**Text section**
-- start --
When Congress passed the Voting Rights Act 43 years ago, it included a provision – Section 2 – that assures minority voters that the political process will be “open equally” to minority voters, as members of a group protected against discrimination. It does not guarantee a bloc of minority voters that they will always get their preferred candidate elected, but it assures them against the denial of that opportunity. Such a denial has come to be known as “vote dilution” – a lessened opportunity, because of an election law or practice, for minorities to elect the candidates of their choice. (Vote dilution does not have to be intentional discrimination; it can be the practical effect of a law or practice.)
The phrase “vote dilution” does not appear in Section 2, but it has been part of the vocabulary of equal voting rights since the Supreme Court decided Thornburg v. Gingles in 1986 – still the leading case on the interpretation of Section 2. Among other parts of that ruling, the Court said that a dilution claim could be made by minority voters only if they were a large enough group in their community to “constitute a majority” in a district that elects a single public official.
In the 22 years since Gingles was decided, the Supreme Court has never spelled out what “majority” means. It left that issue open in Gingles itself, and in five later decisions on Section 2’s scope. Lower courts are divided on the issue. Some have ruled that a “majority” only means a mathematical, literal majority – 50-plus percent of the population. Others have said that it can mean a coalition, including minority voters, that has the strength to control election outcomes.
-- end --
**Tasks and exercises**
1 - In the Voting Rights Act text, condense the paragraph that opens "In the 22 years since Gingles was decided" into a bulleted list that keeps its main facts.
2 - Go on with the passage on Section 2 of the Voting Rights Act, picking up after its final sentence.

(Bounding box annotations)
-- start --
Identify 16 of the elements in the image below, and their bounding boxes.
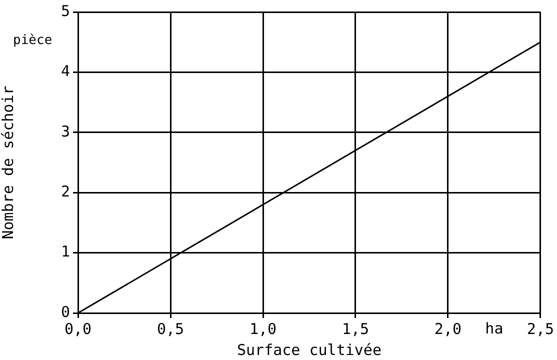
y-tick-label: 1 (61, 242, 70, 261)
y-axis-title: Nombre de séchoir (0, 86, 17, 240)
x-axis-title: Surface cultivée (236, 340, 382, 359)
x-tick-label: 0,0 (64, 320, 92, 338)
y-tick-label: 2 (61, 182, 70, 200)
y-tick-label: 4 (61, 62, 70, 80)
text: ha (485, 319, 504, 338)
x-tick-label: 1,5 (342, 320, 370, 338)
x-tick-label: 0,5 (156, 320, 184, 338)
text: pièce (13, 32, 52, 48)
x-tick-label: 2,0 (434, 320, 462, 338)
x-tick-label: 2,5 (526, 320, 554, 338)
y-tick-label: 5 (61, 2, 70, 20)
y-tick-label: 0 (61, 302, 70, 321)
y-tick-label: 3 (61, 122, 70, 140)
x-tick-label: 1,0 (249, 320, 277, 338)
-- end --
**Expected answers**
1 -
- In the 22 years since Gingles, the Supreme Court has never defined what "majority" means.
- It left the question open in Gingles and in five later Section 2 decisions.
- Lower courts are split on the issue.
- Some read "majority" literally, as more than 50 percent of the population.
- Others say it can mean a coalition, including minority voters, strong enough to control election outcomes.

2 -
Resolving that conflict is the task the Supreme Court has taken on in Bartlett v. Strickland (07-689). The question comes up in the context of drawing election districts – the process of “redistricting” that occurs after every ten-year national and state Census. In that setting, vote dilution can occur by packing too many minority voters into a single district, isolating them so that they can’t influence outcomes elsewhere, or by dispersing them among several districts so that they are not influential in any of them.
The appeal asks the Court to lay down the rule that it is a valid Section 5 claim of vote dilution for minority voters, even if they do not have an actual 50-plus majority in a district, if they have been able to form a coalition with non-minorities sufficient to elect the candidates that the coalition favors, and the coalition’s strength is diluted by a redistricting plan. If the Court does so, it would then be a violation of Section 2 to avoid creating a “coalition district” (sometimes called a “crossover district” or an “influence district”) if that can be done by recognizing political reality, or to dismantle an existing district that has been functioning as a “coalition district.”
The lawsuit involves the legality, under Section 2, of District 18 in the North Carolina House of Representatives, a district created by the legislature in 2003 to include parts of New Hanover and Pender Counties. Blacks make up 39.36 percent of the voting age population in District 18, and Democrats hold a 59-41 percent advantage in registered voters. The winner of the Democratic primary thus consistently wins the general election. The legislature created District 18 as a “coalition district,” believing that doing so was necessary to avoid a Section 2 vote dilution challenge by black voters. With only limited crossover voting by whites, District 18’s black voters have repeatedly nominated and elected a black state representative – in fact, in each election since 1992.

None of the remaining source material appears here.